TO BE DONE - Write out each line in which the string "condizioni" is present.

DATASET RECORDS -
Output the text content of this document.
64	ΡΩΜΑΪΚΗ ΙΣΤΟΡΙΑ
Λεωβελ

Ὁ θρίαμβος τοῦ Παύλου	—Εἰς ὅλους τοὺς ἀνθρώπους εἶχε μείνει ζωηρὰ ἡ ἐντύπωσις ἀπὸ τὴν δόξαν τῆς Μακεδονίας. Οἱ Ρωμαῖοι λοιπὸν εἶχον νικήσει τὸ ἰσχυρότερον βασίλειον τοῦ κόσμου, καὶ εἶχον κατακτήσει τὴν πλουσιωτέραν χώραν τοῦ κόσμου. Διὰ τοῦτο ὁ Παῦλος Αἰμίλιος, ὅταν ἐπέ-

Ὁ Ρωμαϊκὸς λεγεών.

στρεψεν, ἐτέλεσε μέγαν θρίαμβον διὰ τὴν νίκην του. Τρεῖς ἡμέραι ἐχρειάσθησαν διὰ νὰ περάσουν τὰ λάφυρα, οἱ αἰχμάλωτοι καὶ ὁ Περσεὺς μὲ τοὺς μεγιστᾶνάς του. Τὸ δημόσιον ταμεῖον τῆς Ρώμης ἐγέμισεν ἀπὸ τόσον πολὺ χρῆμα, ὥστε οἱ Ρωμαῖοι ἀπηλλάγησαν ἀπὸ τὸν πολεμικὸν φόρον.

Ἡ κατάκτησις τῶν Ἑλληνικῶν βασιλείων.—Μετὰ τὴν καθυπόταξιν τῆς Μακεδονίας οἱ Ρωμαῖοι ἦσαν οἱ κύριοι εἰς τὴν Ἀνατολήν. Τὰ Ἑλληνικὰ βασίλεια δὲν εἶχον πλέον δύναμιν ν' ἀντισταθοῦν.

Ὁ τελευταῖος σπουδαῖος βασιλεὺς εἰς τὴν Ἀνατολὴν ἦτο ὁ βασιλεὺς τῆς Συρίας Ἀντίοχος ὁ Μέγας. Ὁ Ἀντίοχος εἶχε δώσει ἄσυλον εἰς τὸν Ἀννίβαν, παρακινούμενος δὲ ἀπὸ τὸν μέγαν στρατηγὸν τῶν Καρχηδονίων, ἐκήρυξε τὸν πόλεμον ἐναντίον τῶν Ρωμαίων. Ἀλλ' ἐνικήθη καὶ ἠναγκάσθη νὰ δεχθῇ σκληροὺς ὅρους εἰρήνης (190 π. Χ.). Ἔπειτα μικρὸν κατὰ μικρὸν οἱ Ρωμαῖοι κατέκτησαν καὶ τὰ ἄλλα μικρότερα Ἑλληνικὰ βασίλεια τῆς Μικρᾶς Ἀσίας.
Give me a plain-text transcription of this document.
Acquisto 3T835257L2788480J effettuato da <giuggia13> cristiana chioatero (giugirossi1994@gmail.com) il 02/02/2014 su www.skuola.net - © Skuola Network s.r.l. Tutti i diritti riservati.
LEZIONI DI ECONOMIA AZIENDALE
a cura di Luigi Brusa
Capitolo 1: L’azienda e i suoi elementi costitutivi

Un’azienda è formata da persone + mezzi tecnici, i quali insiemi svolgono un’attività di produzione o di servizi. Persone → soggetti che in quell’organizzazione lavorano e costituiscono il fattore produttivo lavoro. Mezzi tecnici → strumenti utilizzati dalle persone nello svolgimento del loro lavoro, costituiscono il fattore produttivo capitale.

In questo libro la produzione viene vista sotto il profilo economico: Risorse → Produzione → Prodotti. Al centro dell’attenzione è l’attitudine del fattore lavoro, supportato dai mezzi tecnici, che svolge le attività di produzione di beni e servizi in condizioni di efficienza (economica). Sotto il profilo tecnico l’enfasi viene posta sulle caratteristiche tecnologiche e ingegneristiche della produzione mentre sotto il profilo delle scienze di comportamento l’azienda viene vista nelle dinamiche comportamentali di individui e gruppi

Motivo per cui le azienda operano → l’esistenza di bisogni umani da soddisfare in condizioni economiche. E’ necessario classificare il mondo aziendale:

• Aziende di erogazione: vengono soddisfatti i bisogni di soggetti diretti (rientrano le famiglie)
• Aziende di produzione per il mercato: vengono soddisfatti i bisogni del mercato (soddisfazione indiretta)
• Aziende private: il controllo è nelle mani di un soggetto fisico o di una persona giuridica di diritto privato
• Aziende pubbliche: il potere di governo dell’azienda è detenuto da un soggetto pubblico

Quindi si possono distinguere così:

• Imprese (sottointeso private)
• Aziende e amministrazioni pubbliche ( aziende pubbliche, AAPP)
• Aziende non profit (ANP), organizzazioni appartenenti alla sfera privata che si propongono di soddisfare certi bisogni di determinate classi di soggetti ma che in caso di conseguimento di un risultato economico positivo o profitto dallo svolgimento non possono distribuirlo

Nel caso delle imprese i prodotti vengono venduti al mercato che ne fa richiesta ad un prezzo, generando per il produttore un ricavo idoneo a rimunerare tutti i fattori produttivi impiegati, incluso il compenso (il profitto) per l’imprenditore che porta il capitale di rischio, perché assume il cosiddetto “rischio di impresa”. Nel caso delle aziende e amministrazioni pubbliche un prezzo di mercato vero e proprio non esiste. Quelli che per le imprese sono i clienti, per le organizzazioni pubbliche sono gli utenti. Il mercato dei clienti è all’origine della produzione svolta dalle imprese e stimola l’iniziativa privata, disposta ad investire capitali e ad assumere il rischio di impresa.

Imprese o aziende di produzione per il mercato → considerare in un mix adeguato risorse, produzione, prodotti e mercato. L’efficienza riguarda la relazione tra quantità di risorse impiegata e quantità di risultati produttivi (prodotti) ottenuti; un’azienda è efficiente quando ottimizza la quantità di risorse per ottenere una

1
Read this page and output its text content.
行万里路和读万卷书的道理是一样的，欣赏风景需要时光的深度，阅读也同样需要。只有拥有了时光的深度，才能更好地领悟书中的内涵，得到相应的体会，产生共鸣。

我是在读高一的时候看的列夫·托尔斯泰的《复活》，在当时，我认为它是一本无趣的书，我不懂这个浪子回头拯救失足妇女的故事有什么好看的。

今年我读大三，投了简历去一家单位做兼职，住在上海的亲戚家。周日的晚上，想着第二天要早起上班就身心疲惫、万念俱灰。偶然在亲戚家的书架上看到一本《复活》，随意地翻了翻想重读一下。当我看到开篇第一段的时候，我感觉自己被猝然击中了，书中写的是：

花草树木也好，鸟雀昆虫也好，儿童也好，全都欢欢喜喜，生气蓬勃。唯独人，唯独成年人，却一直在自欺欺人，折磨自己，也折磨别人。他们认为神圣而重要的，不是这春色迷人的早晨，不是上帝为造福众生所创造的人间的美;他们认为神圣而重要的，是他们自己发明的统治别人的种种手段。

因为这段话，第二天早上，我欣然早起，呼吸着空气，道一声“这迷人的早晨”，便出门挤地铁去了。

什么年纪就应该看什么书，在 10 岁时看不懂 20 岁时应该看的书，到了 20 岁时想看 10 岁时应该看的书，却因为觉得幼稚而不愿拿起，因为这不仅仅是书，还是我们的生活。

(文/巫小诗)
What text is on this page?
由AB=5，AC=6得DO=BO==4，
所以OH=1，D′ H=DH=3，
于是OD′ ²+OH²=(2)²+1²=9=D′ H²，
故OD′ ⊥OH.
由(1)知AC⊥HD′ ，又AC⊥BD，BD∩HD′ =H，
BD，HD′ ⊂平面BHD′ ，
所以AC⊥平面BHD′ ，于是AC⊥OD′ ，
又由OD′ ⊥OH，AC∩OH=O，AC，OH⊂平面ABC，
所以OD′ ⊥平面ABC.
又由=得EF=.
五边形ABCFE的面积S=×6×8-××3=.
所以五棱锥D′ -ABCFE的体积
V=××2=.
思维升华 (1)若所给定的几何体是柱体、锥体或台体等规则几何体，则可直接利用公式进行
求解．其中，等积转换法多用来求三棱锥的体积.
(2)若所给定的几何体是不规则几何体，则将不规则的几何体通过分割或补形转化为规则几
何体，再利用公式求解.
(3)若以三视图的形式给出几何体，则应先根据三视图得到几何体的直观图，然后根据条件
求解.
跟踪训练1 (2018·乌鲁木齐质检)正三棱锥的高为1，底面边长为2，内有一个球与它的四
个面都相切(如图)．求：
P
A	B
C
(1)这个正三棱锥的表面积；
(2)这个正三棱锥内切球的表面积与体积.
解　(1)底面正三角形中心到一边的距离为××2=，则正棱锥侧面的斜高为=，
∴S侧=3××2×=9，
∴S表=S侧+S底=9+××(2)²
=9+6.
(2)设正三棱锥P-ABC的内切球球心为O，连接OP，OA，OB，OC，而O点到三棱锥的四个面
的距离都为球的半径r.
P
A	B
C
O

RESULT FOR THIS EXERCISE -
In questo libro la produzione viene vista sotto il profilo economico: Risorse → Produzione → Prodotti. Al centro dell’attenzione è l’attitudine del fattore lavoro, supportato dai mezzi tecnici, che svolge le attività di produzione di beni e servizi in condizioni di efficienza (economica). Sotto il profilo tecnico l’enfasi viene posta sulle caratteristiche tecnologiche e ingegneristiche della produzione mentre sotto il profilo delle scienze di comportamento l’azienda viene vista nelle dinamiche comportamentali di individui e gruppi
Motivo per cui le azienda operano → l’esistenza di bisogni umani da soddisfare in condizioni economiche. E’ necessario classificare il mondo aziendale:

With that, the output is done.